| Task to complete |
In the material below, find every line with "бюджетные" and pull it out.

-- BEGIN Data provided --

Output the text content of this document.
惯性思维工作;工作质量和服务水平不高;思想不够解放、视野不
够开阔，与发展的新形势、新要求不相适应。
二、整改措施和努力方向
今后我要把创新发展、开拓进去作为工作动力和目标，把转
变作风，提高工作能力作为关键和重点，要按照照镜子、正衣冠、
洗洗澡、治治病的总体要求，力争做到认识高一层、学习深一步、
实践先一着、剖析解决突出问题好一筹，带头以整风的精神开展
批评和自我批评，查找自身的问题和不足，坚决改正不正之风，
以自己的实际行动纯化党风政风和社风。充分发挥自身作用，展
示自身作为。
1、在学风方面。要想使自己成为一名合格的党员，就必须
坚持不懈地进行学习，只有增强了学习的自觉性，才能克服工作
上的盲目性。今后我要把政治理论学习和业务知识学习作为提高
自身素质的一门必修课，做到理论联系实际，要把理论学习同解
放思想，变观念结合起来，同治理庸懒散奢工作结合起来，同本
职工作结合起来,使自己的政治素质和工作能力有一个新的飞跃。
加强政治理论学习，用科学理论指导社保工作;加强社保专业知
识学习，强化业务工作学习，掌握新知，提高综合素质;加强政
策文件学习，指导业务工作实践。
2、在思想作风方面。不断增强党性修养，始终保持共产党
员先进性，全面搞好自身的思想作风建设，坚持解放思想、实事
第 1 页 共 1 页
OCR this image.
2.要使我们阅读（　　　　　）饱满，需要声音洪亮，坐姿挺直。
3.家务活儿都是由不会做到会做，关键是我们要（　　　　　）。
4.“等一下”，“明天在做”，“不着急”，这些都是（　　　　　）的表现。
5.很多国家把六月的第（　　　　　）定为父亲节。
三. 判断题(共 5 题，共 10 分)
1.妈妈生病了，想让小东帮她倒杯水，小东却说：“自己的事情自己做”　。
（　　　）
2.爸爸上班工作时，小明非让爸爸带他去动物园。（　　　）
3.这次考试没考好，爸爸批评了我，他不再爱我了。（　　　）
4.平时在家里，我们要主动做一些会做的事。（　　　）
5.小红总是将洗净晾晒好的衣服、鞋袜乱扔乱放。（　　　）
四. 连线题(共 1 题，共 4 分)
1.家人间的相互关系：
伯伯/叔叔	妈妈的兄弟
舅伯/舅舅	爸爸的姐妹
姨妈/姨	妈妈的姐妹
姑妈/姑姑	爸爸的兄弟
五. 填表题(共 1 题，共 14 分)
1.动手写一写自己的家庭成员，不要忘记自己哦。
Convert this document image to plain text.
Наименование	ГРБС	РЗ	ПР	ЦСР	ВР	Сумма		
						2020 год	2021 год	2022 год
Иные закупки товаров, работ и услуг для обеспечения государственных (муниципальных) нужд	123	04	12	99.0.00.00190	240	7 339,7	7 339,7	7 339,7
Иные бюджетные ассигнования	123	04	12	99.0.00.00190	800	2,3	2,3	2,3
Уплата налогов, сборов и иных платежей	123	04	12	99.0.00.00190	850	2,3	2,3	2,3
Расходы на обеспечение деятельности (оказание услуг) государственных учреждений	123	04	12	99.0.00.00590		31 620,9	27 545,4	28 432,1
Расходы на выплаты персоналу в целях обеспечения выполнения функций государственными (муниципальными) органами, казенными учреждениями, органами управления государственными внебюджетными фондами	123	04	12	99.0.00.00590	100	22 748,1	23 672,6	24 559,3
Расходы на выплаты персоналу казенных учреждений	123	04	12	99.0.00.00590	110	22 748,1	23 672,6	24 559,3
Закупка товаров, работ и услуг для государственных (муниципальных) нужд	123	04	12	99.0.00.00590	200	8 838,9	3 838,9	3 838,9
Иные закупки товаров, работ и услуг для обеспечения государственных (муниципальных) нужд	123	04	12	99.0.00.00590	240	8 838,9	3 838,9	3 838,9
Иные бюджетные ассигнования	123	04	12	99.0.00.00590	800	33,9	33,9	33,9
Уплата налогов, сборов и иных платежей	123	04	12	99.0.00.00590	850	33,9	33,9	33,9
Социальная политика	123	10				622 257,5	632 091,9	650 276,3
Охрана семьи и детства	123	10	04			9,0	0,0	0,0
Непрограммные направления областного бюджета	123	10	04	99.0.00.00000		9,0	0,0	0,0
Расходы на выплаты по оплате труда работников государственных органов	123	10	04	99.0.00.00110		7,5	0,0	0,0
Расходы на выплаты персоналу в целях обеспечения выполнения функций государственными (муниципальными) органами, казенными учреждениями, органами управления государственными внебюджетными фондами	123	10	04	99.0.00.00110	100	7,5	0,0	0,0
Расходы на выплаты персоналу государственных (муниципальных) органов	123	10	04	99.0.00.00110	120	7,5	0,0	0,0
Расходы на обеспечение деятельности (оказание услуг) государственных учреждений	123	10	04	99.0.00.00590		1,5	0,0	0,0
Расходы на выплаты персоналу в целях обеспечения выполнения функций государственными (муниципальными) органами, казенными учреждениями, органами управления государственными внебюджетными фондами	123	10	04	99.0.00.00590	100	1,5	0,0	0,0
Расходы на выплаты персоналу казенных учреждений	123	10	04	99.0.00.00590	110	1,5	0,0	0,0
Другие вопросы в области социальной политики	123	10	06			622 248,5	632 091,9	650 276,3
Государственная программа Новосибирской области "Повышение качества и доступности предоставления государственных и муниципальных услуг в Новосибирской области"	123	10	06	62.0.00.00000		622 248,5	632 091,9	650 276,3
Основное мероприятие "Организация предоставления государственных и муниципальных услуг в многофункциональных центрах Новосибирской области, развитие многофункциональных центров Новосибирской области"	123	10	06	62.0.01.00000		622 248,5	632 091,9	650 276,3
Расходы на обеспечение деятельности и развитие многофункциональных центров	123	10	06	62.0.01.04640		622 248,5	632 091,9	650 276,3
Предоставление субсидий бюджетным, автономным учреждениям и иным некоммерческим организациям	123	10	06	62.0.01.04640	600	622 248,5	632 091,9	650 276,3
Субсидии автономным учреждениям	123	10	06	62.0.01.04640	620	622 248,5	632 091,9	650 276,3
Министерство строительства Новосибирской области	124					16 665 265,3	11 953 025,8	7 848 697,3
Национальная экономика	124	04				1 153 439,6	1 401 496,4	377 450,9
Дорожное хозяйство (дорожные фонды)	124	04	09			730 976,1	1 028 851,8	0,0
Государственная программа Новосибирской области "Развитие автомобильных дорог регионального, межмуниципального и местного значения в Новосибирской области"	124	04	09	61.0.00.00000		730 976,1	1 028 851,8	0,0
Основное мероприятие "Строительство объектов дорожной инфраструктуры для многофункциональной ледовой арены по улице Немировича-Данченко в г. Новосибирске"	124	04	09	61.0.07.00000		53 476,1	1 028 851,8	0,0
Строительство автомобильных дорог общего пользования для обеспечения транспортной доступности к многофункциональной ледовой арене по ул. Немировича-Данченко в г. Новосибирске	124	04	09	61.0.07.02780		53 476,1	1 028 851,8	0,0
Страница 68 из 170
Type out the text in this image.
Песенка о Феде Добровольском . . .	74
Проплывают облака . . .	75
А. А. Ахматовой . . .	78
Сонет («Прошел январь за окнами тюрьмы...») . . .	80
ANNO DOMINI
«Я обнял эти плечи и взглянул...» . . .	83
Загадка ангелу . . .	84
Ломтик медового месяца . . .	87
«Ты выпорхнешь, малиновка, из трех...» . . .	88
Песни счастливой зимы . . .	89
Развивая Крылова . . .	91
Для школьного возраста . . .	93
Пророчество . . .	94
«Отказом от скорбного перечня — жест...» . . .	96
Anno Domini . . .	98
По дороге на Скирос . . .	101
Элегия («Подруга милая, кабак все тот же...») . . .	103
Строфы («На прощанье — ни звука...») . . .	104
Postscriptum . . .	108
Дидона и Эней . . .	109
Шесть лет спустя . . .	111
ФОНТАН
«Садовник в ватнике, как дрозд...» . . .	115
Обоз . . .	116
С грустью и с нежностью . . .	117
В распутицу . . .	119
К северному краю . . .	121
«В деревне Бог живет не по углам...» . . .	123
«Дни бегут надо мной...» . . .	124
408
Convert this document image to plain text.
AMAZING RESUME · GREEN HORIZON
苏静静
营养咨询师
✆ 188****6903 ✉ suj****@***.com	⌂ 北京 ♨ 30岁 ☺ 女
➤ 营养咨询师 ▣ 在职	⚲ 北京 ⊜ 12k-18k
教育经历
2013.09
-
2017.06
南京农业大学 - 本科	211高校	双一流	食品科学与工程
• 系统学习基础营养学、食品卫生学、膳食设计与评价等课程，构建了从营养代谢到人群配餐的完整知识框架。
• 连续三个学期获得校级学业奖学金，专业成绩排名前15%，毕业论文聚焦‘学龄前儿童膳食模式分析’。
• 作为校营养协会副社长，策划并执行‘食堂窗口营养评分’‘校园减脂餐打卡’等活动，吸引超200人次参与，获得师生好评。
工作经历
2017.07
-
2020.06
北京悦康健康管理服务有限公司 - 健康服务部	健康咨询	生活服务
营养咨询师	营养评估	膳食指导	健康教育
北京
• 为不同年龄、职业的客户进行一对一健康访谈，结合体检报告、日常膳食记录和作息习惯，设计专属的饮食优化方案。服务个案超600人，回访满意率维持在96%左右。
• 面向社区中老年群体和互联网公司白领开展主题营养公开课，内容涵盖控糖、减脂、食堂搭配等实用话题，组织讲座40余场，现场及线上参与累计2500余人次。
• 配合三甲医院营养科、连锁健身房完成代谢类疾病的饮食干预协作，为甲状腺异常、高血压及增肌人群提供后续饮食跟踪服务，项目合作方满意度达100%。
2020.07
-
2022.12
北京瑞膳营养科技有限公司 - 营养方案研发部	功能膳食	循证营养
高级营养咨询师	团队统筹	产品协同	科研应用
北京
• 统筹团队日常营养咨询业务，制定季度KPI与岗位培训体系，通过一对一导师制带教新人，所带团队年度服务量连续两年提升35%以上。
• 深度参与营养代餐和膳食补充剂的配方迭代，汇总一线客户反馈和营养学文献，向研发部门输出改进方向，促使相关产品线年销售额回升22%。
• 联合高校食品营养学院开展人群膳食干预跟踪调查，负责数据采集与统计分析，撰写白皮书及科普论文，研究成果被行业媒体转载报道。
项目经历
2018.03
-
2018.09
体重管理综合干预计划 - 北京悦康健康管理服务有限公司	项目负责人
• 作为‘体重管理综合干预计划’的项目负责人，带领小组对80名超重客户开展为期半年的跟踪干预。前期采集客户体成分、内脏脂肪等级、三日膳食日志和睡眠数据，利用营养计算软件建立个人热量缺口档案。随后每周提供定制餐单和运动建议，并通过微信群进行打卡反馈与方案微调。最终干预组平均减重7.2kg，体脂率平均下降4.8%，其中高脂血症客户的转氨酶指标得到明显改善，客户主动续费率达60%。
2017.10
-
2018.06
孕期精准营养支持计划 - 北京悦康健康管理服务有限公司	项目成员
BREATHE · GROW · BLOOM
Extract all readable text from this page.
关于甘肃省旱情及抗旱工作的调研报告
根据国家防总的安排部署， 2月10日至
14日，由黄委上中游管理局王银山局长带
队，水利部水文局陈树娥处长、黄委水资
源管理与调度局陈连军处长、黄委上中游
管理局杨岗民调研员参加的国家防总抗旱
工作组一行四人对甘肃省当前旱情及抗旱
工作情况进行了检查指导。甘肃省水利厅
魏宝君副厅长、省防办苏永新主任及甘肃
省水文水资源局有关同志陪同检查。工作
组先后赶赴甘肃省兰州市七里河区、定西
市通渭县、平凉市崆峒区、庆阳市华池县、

-- END Data provided --

| Response to the exercise |
Иные бюджетные ассигнования	123	04	12	99.0.00.00190	800	2,3	2,3	2,3
Иные бюджетные ассигнования	123	04	12	99.0.00.00590	800	33,9	33,9	33,9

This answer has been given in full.